Review the material line by line. Identify and copy every line that contains the string "Sharp".

* [Data]
----
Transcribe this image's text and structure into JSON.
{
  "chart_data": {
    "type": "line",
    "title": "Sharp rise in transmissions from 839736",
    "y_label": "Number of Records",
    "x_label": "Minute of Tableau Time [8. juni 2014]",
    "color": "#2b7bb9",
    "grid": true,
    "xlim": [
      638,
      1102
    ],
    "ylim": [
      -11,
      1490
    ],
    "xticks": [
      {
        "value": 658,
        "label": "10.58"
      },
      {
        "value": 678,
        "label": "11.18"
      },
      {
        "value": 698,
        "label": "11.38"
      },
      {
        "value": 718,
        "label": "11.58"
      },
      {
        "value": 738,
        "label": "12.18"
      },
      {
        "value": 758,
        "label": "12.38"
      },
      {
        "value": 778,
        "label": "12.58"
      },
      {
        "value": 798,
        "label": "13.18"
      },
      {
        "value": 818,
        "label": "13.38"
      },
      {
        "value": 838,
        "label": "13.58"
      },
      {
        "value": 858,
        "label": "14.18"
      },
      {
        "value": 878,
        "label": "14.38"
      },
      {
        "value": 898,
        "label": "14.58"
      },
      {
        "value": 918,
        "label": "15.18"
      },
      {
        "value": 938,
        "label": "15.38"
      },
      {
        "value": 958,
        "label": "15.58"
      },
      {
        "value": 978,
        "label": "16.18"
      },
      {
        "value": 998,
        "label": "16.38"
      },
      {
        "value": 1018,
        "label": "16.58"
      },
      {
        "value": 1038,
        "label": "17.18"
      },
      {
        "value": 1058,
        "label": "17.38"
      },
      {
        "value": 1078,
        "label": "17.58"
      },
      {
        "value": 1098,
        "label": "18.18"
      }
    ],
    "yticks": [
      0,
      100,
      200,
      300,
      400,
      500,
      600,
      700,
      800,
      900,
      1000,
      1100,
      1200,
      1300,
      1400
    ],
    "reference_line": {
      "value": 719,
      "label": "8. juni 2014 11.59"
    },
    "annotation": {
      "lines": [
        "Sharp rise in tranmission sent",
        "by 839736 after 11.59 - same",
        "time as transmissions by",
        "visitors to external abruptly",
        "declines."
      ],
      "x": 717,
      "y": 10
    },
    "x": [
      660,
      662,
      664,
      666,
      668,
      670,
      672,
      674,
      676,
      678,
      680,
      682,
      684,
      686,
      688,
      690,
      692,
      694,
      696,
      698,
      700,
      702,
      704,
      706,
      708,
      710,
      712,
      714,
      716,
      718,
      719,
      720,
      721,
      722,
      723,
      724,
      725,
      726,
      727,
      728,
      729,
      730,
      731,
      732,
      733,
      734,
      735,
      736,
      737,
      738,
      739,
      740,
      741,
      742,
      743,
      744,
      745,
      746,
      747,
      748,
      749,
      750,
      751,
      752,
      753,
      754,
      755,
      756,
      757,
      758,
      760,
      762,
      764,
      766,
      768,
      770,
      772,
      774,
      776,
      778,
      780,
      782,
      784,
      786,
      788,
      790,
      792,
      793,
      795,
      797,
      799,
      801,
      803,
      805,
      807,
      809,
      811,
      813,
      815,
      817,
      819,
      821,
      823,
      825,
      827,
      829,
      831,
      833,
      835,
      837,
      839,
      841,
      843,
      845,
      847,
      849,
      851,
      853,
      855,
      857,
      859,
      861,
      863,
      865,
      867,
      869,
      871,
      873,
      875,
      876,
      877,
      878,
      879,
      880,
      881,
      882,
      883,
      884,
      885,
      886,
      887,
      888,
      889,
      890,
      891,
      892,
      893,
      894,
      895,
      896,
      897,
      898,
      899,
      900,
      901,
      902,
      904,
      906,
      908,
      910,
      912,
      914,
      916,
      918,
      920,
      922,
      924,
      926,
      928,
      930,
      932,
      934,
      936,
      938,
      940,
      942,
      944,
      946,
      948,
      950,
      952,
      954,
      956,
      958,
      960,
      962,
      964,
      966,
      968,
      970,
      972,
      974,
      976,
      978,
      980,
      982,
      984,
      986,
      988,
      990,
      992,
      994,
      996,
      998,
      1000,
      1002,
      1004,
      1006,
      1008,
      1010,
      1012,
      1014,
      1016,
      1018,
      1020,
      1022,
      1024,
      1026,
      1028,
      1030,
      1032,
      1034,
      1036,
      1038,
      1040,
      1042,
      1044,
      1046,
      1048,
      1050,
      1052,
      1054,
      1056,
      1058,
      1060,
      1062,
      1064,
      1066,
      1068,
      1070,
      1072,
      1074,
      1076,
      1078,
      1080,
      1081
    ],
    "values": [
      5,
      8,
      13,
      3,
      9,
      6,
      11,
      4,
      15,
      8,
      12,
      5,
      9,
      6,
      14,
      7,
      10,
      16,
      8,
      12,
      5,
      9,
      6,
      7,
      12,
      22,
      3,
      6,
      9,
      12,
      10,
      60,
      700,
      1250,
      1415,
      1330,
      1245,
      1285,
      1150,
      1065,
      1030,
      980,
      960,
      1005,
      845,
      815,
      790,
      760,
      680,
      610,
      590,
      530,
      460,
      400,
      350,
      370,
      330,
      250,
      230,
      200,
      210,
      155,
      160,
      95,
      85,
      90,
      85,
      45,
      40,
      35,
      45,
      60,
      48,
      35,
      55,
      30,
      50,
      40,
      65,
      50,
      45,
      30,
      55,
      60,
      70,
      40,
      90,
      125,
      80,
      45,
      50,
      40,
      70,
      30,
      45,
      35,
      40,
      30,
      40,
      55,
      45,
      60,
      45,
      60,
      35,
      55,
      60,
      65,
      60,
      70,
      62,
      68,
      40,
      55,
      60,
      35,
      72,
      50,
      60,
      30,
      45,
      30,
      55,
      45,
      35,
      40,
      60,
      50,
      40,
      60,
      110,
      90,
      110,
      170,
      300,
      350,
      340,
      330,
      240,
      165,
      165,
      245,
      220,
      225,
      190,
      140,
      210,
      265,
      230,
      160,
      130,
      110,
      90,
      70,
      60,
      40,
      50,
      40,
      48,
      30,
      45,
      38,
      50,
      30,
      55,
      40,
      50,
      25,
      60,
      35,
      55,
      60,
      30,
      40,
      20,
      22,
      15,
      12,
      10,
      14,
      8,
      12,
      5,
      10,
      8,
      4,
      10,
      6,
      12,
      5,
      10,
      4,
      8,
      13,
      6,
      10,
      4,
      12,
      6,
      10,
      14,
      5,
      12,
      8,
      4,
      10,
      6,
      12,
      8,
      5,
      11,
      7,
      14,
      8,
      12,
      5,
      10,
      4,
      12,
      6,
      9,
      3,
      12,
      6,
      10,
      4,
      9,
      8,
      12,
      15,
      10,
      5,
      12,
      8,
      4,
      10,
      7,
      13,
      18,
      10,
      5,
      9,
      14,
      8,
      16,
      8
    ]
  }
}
----
* [Response to this task]
    "title": "Sharp rise in transmissions from 839736",
        "Sharp rise in tranmission sent",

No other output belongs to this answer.